§ STATED EXERCISE: The data below is to be returned in full and exactly.

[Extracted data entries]
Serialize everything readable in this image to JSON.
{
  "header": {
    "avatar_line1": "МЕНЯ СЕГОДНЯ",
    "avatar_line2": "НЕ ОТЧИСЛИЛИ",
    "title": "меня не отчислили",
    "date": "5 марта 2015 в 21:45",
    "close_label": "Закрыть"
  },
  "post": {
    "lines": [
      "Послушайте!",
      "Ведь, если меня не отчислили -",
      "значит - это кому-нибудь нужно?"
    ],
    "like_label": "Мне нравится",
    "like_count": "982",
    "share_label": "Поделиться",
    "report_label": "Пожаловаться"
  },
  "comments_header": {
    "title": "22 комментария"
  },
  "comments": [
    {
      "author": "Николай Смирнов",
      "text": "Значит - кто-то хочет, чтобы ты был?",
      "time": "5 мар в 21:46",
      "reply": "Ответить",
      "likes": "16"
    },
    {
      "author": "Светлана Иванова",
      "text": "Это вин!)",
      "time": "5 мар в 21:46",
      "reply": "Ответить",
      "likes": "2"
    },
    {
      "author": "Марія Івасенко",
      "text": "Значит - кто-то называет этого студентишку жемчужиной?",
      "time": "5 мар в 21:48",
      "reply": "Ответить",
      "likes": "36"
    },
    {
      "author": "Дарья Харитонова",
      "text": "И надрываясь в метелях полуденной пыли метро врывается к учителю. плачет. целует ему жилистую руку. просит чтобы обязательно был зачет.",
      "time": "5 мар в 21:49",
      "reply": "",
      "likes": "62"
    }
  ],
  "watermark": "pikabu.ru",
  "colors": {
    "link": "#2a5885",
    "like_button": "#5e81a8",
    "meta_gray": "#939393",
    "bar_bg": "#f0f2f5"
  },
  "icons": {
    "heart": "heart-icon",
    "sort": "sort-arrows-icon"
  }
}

§ ANSWER TO THE PROBLEM:
Serialize everything readable in this image to JSON.
{
  "header": {
    "avatar_line1": "МЕНЯ СЕГОДНЯ",
    "avatar_line2": "НЕ ОТЧИСЛИЛИ",
    "title": "меня не отчислили",
    "date": "5 марта 2015 в 21:45",
    "close_label": "Закрыть"
  },
  "post": {
    "lines": [
      "Послушайте!",
      "Ведь, если меня не отчислили -",
      "значит - это кому-нибудь нужно?"
    ],
    "like_label": "Мне нравится",
    "like_count": "982",
    "share_label": "Поделиться",
    "report_label": "Пожаловаться"
  },
  "comments_header": {
    "title": "22 комментария"
  },
  "comments": [
    {
      "author": "Николай Смирнов",
      "text": "Значит - кто-то хочет, чтобы ты был?",
      "time": "5 мар в 21:46",
      "reply": "Ответить",
      "likes": "16"
    },
    {
      "author": "Светлана Иванова",
      "text": "Это вин!)",
      "time": "5 мар в 21:46",
      "reply": "Ответить",
      "likes": "2"
    },
    {
      "author": "Марія Івасенко",
      "text": "Значит - кто-то называет этого студентишку жемчужиной?",
      "time": "5 мар в 21:48",
      "reply": "Ответить",
      "likes": "36"
    },
    {
      "author": "Дарья Харитонова",
      "text": "И надрываясь в метелях полуденной пыли метро врывается к учителю. плачет. целует ему жилистую руку. просит чтобы обязательно был зачет.",
      "time": "5 мар в 21:49",
      "reply": "",
      "likes": "62"
    }
  ],
  "watermark": "pikabu.ru",
  "colors": {
    "link": "#2a5885",
    "like_button": "#5e81a8",
    "meta_gray": "#939393",
    "bar_bg": "#f0f2f5"
  },
  "icons": {
    "heart": "heart-icon",
    "sort": "sort-arrows-icon"
  }
}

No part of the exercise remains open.